══ EXTRACTED MATERIAL ══

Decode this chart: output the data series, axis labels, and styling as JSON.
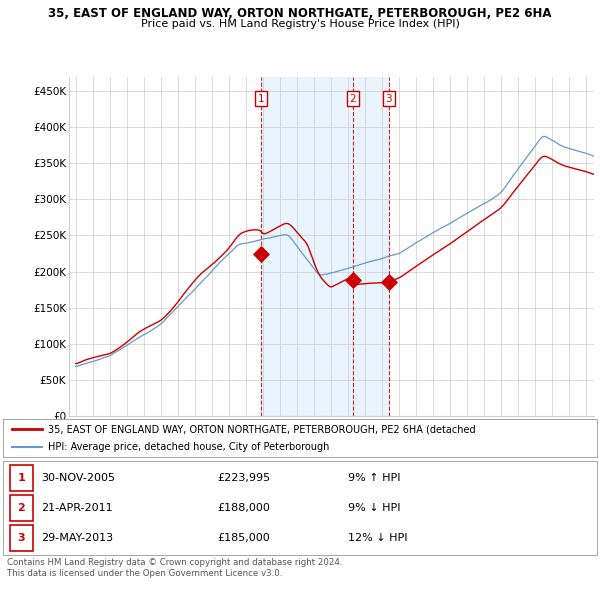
{
  "title": "35, EAST OF ENGLAND WAY, ORTON NORTHGATE, PETERBOROUGH, PE2 6HA",
  "subtitle": "Price paid vs. HM Land Registry's House Price Index (HPI)",
  "legend_line1": "35, EAST OF ENGLAND WAY, ORTON NORTHGATE, PETERBOROUGH, PE2 6HA (detached",
  "legend_line2": "HPI: Average price, detached house, City of Peterborough",
  "footer1": "Contains HM Land Registry data © Crown copyright and database right 2024.",
  "footer2": "This data is licensed under the Open Government Licence v3.0.",
  "table": [
    {
      "num": "1",
      "date": "30-NOV-2005",
      "price": "£223,995",
      "change": "9% ↑ HPI"
    },
    {
      "num": "2",
      "date": "21-APR-2011",
      "price": "£188,000",
      "change": "9% ↓ HPI"
    },
    {
      "num": "3",
      "date": "29-MAY-2013",
      "price": "£185,000",
      "change": "12% ↓ HPI"
    }
  ],
  "sale_dates": [
    2005.917,
    2011.306,
    2013.414
  ],
  "sale_prices": [
    223995,
    188000,
    185000
  ],
  "ylim": [
    0,
    470000
  ],
  "yticks": [
    0,
    50000,
    100000,
    150000,
    200000,
    250000,
    300000,
    350000,
    400000,
    450000
  ],
  "ytick_labels": [
    "£0",
    "£50K",
    "£100K",
    "£150K",
    "£200K",
    "£250K",
    "£300K",
    "£350K",
    "£400K",
    "£450K"
  ],
  "red_color": "#cc0000",
  "blue_color": "#6699cc",
  "shade_color": "#ddeeff",
  "background": "#ffffff",
  "grid_color": "#cccccc"
}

═══

- _SHORT TASK_
Copy each line above precisely, dropping the pictures.

- _RESPONSE BELOW_
Decode this chart: output the data series, axis labels, and styling as JSON.
{
  "title": "35, EAST OF ENGLAND WAY, ORTON NORTHGATE, PETERBOROUGH, PE2 6HA",
  "subtitle": "Price paid vs. HM Land Registry's House Price Index (HPI)",
  "legend_line1": "35, EAST OF ENGLAND WAY, ORTON NORTHGATE, PETERBOROUGH, PE2 6HA (detached",
  "legend_line2": "HPI: Average price, detached house, City of Peterborough",
  "footer1": "Contains HM Land Registry data © Crown copyright and database right 2024.",
  "footer2": "This data is licensed under the Open Government Licence v3.0.",
  "table": [
    {
      "num": "1",
      "date": "30-NOV-2005",
      "price": "£223,995",
      "change": "9% ↑ HPI"
    },
    {
      "num": "2",
      "date": "21-APR-2011",
      "price": "£188,000",
      "change": "9% ↓ HPI"
    },
    {
      "num": "3",
      "date": "29-MAY-2013",
      "price": "£185,000",
      "change": "12% ↓ HPI"
    }
  ],
  "sale_dates": [
    2005.917,
    2011.306,
    2013.414
  ],
  "sale_prices": [
    223995,
    188000,
    185000
  ],
  "ylim": [
    0,
    470000
  ],
  "yticks": [
    0,
    50000,
    100000,
    150000,
    200000,
    250000,
    300000,
    350000,
    400000,
    450000
  ],
  "ytick_labels": [
    "£0",
    "£50K",
    "£100K",
    "£150K",
    "£200K",
    "£250K",
    "£300K",
    "£350K",
    "£400K",
    "£450K"
  ],
  "red_color": "#cc0000",
  "blue_color": "#6699cc",
  "shade_color": "#ddeeff",
  "background": "#ffffff",
  "grid_color": "#cccccc"
}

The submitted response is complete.